## BEGIN

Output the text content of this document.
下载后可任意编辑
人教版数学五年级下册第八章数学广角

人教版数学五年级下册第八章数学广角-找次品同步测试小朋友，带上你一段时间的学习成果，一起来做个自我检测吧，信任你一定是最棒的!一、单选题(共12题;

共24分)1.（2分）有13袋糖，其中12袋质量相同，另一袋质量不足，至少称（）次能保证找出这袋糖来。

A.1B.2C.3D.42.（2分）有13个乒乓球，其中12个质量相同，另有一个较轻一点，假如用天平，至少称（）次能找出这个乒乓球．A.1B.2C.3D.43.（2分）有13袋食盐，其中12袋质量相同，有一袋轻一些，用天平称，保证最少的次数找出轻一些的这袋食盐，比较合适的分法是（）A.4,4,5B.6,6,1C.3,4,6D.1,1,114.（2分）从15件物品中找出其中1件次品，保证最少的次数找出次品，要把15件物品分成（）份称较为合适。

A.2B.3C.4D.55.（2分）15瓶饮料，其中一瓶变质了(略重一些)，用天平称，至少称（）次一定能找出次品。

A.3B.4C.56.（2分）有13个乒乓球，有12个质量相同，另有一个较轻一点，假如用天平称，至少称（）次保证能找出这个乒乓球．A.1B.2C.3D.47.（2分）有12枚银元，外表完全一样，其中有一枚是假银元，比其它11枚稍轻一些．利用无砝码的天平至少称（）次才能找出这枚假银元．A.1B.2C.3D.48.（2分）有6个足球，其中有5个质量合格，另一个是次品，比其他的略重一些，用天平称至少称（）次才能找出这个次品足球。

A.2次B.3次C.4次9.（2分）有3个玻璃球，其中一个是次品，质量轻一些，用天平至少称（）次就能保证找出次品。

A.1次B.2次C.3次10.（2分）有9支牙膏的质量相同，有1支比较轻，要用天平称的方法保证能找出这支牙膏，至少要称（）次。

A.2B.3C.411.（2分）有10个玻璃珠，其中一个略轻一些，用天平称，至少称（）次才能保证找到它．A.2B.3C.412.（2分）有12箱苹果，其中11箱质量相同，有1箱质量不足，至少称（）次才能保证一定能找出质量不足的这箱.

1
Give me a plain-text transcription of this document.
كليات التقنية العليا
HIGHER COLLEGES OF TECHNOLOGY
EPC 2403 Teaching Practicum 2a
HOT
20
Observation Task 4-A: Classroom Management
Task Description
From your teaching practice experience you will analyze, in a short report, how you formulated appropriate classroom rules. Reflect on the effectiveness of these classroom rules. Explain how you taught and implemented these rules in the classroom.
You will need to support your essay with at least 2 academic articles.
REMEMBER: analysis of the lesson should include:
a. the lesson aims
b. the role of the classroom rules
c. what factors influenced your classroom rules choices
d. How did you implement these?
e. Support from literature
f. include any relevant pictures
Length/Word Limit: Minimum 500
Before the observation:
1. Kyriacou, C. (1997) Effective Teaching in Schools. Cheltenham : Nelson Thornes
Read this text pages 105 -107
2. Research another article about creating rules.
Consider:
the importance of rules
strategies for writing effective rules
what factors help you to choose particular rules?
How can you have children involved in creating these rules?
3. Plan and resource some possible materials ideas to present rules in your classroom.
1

## END

[Requirements]: Reproduce all of the material above word for word.

[Worked answer]:
Output the text content of this document.
下载后可任意编辑
人教版数学五年级下册第八章数学广角

人教版数学五年级下册第八章数学广角-找次品同步测试小朋友，带上你一段时间的学习成果，一起来做个自我检测吧，信任你一定是最棒的!一、单选题(共12题;

共24分)1.（2分）有13袋糖，其中12袋质量相同，另一袋质量不足，至少称（）次能保证找出这袋糖来。

A.1B.2C.3D.42.（2分）有13个乒乓球，其中12个质量相同，另有一个较轻一点，假如用天平，至少称（）次能找出这个乒乓球．A.1B.2C.3D.43.（2分）有13袋食盐，其中12袋质量相同，有一袋轻一些，用天平称，保证最少的次数找出轻一些的这袋食盐，比较合适的分法是（）A.4,4,5B.6,6,1C.3,4,6D.1,1,114.（2分）从15件物品中找出其中1件次品，保证最少的次数找出次品，要把15件物品分成（）份称较为合适。

A.2B.3C.4D.55.（2分）15瓶饮料，其中一瓶变质了(略重一些)，用天平称，至少称（）次一定能找出次品。

A.3B.4C.56.（2分）有13个乒乓球，有12个质量相同，另有一个较轻一点，假如用天平称，至少称（）次保证能找出这个乒乓球．A.1B.2C.3D.47.（2分）有12枚银元，外表完全一样，其中有一枚是假银元，比其它11枚稍轻一些．利用无砝码的天平至少称（）次才能找出这枚假银元．A.1B.2C.3D.48.（2分）有6个足球，其中有5个质量合格，另一个是次品，比其他的略重一些，用天平称至少称（）次才能找出这个次品足球。

A.2次B.3次C.4次9.（2分）有3个玻璃球，其中一个是次品，质量轻一些，用天平至少称（）次就能保证找出次品。

A.1次B.2次C.3次10.（2分）有9支牙膏的质量相同，有1支比较轻，要用天平称的方法保证能找出这支牙膏，至少要称（）次。

A.2B.3C.411.（2分）有10个玻璃珠，其中一个略轻一些，用天平称，至少称（）次才能保证找到它．A.2B.3C.412.（2分）有12箱苹果，其中11箱质量相同，有1箱质量不足，至少称（）次才能保证一定能找出质量不足的这箱.

1
Give me a plain-text transcription of this document.
كليات التقنية العليا
HIGHER COLLEGES OF TECHNOLOGY
EPC 2403 Teaching Practicum 2a
HOT
20
Observation Task 4-A: Classroom Management
Task Description
From your teaching practice experience you will analyze, in a short report, how you formulated appropriate classroom rules. Reflect on the effectiveness of these classroom rules. Explain how you taught and implemented these rules in the classroom.
You will need to support your essay with at least 2 academic articles.
REMEMBER: analysis of the lesson should include:
a. the lesson aims
b. the role of the classroom rules
c. what factors influenced your classroom rules choices
d. How did you implement these?
e. Support from literature
f. include any relevant pictures
Length/Word Limit: Minimum 500
Before the observation:
1. Kyriacou, C. (1997) Effective Teaching in Schools. Cheltenham : Nelson Thornes
Read this text pages 105 -107
2. Research another article about creating rules.
Consider:
the importance of rules
strategies for writing effective rules
what factors help you to choose particular rules?
How can you have children involved in creating these rules?
3. Plan and resource some possible materials ideas to present rules in your classroom.
1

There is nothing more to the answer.